Entries taken from a collection
━━━━━━━━━━━━━━━━━━━━

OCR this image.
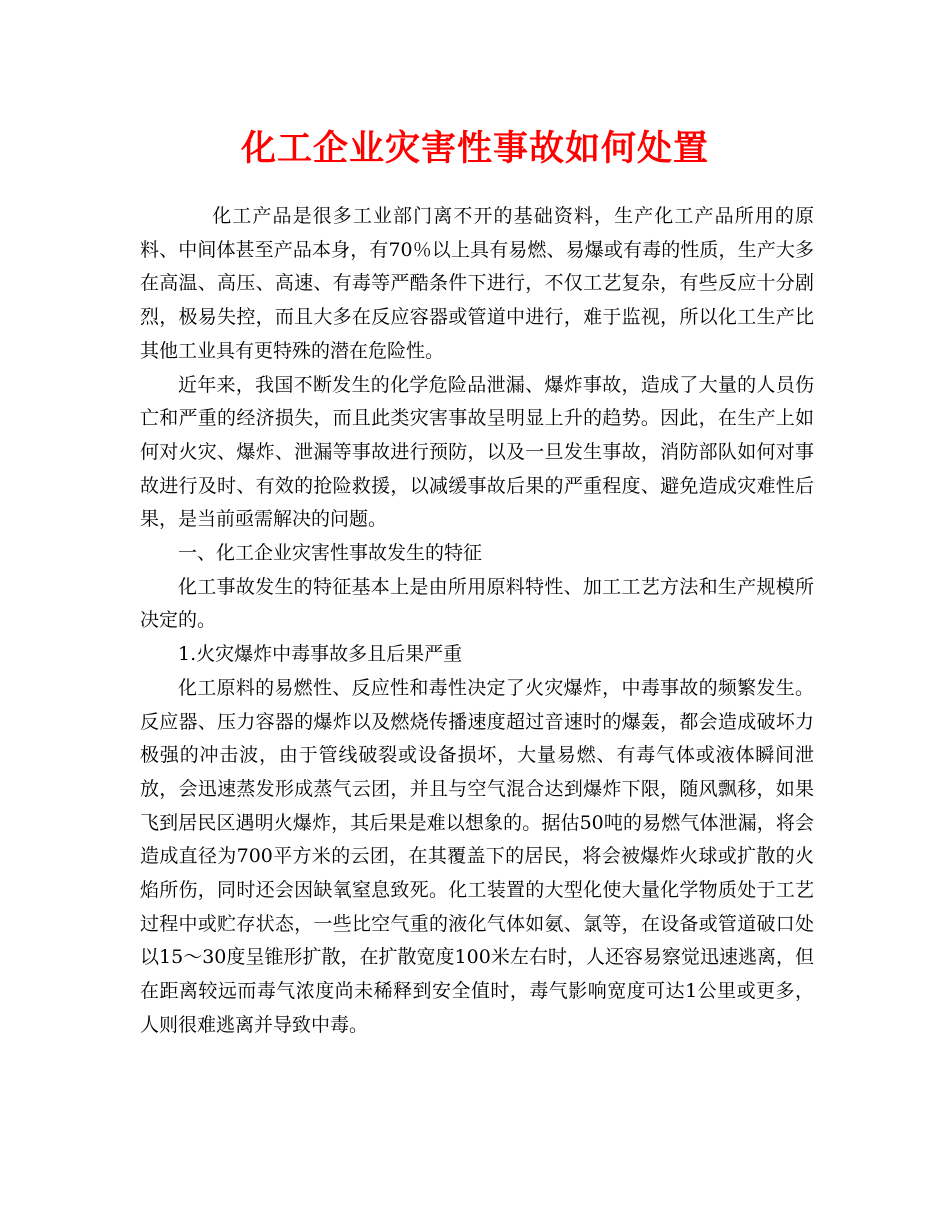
化工企业灾害性事故如何处置

化工产品是很多工业部门离不开的基础资料，生产化工产品所用的原料、中间体甚至产品本身，有70％以上具有易燃、易爆或有毒的性质，生产大多在高温、高压、高速、有毒等严酷条件下进行，不仅工艺复杂，有些反应十分剧烈，极易失控，而且大多在反应容器或管道中进行，难于监视，所以化工生产比其他工业具有更特殊的潜在危险性。

近年来，我国不断发生的化学危险品泄漏、爆炸事故，造成了大量的人员伤亡和严重的经济损失，而且此类灾害事故呈明显上升的趋势。因此，在生产上如何对火灾、爆炸、泄漏等事故进行预防，以及一旦发生事故，消防部队如何对事故进行及时、有效的抢险救援，以减缓事故后果的严重程度、避免造成灾难性后果，是当前亟需解决的问题。

一、化工企业灾害性事故发生的特征

化工事故发生的特征基本上是由所用原料特性、加工工艺方法和生产规模所决定的。

1.火灾爆炸中毒事故多且后果严重

化工原料的易燃性、反应性和毒性决定了火灾爆炸，中毒事故的频繁发生。反应器、压力容器的爆炸以及燃烧传播速度超过音速时的爆轰，都会造成破坏力极强的冲击波，由于管线破裂或设备损坏，大量易燃、有毒气体或液体瞬间泄放，会迅速蒸发形成蒸气云团，并且与空气混合达到爆炸下限，随风飘移，如果飞到居民区遇明火爆炸，其后果是难以想象的。据估50吨的易燃气体泄漏，将会造成直径为700平方米的云团，在其覆盖下的居民，将会被爆炸火球或扩散的火焰所伤，同时还会因缺氧窒息致死。化工装置的大型化使大量化学物质处于工艺过程中或贮存状态，一些比空气重的液化气体如氨、氯等，在设备或管道破口处以15～30度呈锥形扩散，在扩散宽度100米左右时，人还容易察觉迅速逃离，但在距离较远而毒气浓度尚未稀释到安全值时，毒气影响宽度可达1公里或更多，人则很难逃离并导致中毒。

━━━━━━━━━━━━━━━━━━━━

→ **SET EXERCISE**
All records must be output exactly as they are, except for the pictures, which are left out.

→ **ANSWER TO THE PROBLEM**
OCR this image.
化工企业灾害性事故如何处置

化工产品是很多工业部门离不开的基础资料，生产化工产品所用的原料、中间体甚至产品本身，有70％以上具有易燃、易爆或有毒的性质，生产大多在高温、高压、高速、有毒等严酷条件下进行，不仅工艺复杂，有些反应十分剧烈，极易失控，而且大多在反应容器或管道中进行，难于监视，所以化工生产比其他工业具有更特殊的潜在危险性。

近年来，我国不断发生的化学危险品泄漏、爆炸事故，造成了大量的人员伤亡和严重的经济损失，而且此类灾害事故呈明显上升的趋势。因此，在生产上如何对火灾、爆炸、泄漏等事故进行预防，以及一旦发生事故，消防部队如何对事故进行及时、有效的抢险救援，以减缓事故后果的严重程度、避免造成灾难性后果，是当前亟需解决的问题。

一、化工企业灾害性事故发生的特征

化工事故发生的特征基本上是由所用原料特性、加工工艺方法和生产规模所决定的。

1.火灾爆炸中毒事故多且后果严重

化工原料的易燃性、反应性和毒性决定了火灾爆炸，中毒事故的频繁发生。反应器、压力容器的爆炸以及燃烧传播速度超过音速时的爆轰，都会造成破坏力极强的冲击波，由于管线破裂或设备损坏，大量易燃、有毒气体或液体瞬间泄放，会迅速蒸发形成蒸气云团，并且与空气混合达到爆炸下限，随风飘移，如果飞到居民区遇明火爆炸，其后果是难以想象的。据估50吨的易燃气体泄漏，将会造成直径为700平方米的云团，在其覆盖下的居民，将会被爆炸火球或扩散的火焰所伤，同时还会因缺氧窒息致死。化工装置的大型化使大量化学物质处于工艺过程中或贮存状态，一些比空气重的液化气体如氨、氯等，在设备或管道破口处以15～30度呈锥形扩散，在扩散宽度100米左右时，人还容易察觉迅速逃离，但在距离较远而毒气浓度尚未稀释到安全值时，毒气影响宽度可达1公里或更多，人则很难逃离并导致中毒。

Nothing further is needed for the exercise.